- [WORK INSTRUCTIONS]: Repeat all of the records word for word, but skip any picture.

= = =

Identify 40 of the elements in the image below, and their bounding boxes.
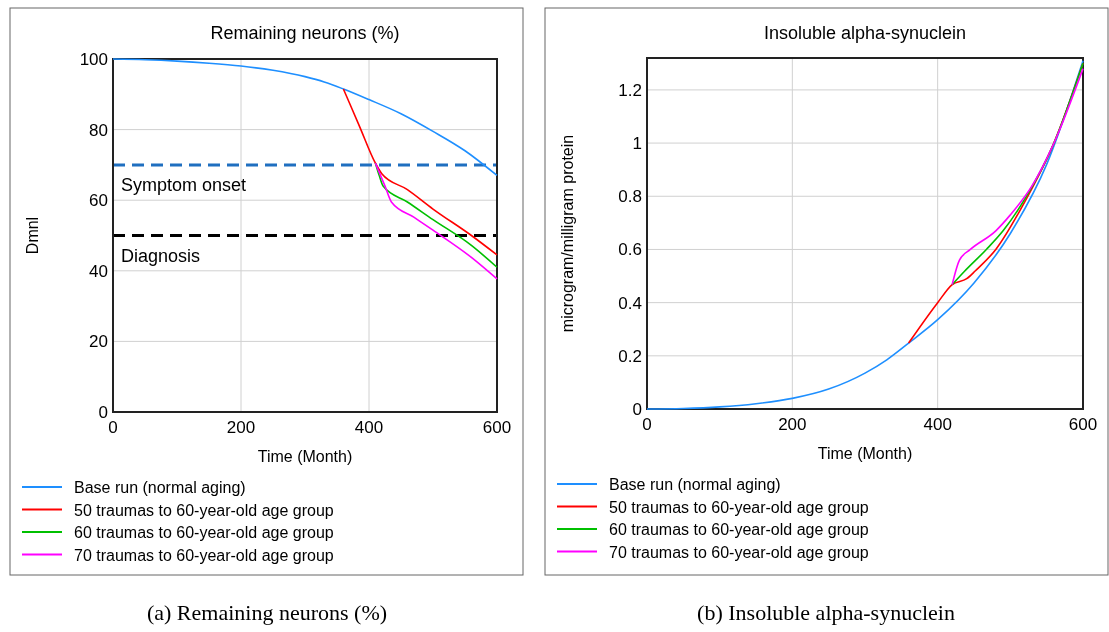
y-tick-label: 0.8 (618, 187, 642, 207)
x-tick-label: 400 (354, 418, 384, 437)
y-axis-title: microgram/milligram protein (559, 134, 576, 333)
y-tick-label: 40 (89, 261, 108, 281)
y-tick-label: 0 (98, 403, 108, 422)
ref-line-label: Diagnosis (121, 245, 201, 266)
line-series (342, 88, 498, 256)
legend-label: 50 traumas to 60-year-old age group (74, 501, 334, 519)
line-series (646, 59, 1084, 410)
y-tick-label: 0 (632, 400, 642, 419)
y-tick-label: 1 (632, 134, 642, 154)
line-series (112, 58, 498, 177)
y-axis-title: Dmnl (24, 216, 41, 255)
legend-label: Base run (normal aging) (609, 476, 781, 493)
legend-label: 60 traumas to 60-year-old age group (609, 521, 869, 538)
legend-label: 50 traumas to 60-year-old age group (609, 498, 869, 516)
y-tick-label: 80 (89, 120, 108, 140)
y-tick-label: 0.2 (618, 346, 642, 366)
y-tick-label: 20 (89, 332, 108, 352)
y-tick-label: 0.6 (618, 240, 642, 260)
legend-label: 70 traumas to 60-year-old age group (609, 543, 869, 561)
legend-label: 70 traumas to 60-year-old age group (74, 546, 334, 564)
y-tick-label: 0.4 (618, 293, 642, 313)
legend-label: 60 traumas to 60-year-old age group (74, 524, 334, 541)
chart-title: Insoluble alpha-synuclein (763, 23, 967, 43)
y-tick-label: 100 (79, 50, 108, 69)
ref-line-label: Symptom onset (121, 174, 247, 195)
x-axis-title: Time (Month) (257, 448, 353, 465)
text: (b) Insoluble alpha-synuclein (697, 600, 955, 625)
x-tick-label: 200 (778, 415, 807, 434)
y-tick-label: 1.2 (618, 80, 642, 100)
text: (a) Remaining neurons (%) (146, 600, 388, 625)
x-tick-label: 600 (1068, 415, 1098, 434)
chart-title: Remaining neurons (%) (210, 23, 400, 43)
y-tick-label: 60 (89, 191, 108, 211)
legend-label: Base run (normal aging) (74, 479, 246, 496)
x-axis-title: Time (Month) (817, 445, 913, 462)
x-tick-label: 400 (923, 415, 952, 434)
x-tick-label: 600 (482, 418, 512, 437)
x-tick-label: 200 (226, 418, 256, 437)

= = =

- [RESULT OF THIS EXERCISE]:
Identify 40 of the elements in the image below, and their bounding boxes.
y-tick-label: 0.8 (618, 187, 642, 207)
x-tick-label: 400 (354, 418, 384, 437)
y-axis-title: microgram/milligram protein (559, 134, 576, 333)
y-tick-label: 40 (89, 261, 108, 281)
y-tick-label: 0 (98, 403, 108, 422)
ref-line-label: Diagnosis (121, 245, 201, 266)
line-series (342, 88, 498, 256)
legend-label: 50 traumas to 60-year-old age group (74, 501, 334, 519)
line-series (646, 59, 1084, 410)
y-tick-label: 0 (632, 400, 642, 419)
y-tick-label: 1 (632, 134, 642, 154)
line-series (112, 58, 498, 177)
y-axis-title: Dmnl (24, 216, 41, 255)
legend-label: Base run (normal aging) (609, 476, 781, 493)
legend-label: 60 traumas to 60-year-old age group (609, 521, 869, 538)
legend-label: 50 traumas to 60-year-old age group (609, 498, 869, 516)
y-tick-label: 80 (89, 120, 108, 140)
y-tick-label: 0.2 (618, 346, 642, 366)
y-tick-label: 20 (89, 332, 108, 352)
y-tick-label: 0.6 (618, 240, 642, 260)
legend-label: 70 traumas to 60-year-old age group (609, 543, 869, 561)
legend-label: 70 traumas to 60-year-old age group (74, 546, 334, 564)
y-tick-label: 0.4 (618, 293, 642, 313)
legend-label: 60 traumas to 60-year-old age group (74, 524, 334, 541)
chart-title: Insoluble alpha-synuclein (763, 23, 967, 43)
y-tick-label: 100 (79, 50, 108, 69)
ref-line-label: Symptom onset (121, 174, 247, 195)
x-axis-title: Time (Month) (257, 448, 353, 465)
text: (b) Insoluble alpha-synuclein (697, 600, 955, 625)
x-tick-label: 200 (778, 415, 807, 434)
y-tick-label: 1.2 (618, 80, 642, 100)
text: (a) Remaining neurons (%) (146, 600, 388, 625)
x-tick-label: 600 (1068, 415, 1098, 434)
chart-title: Remaining neurons (%) (210, 23, 400, 43)
y-tick-label: 60 (89, 191, 108, 211)
legend-label: Base run (normal aging) (74, 479, 246, 496)
x-axis-title: Time (Month) (817, 445, 913, 462)
x-tick-label: 400 (923, 415, 952, 434)
x-tick-label: 600 (482, 418, 512, 437)
x-tick-label: 200 (226, 418, 256, 437)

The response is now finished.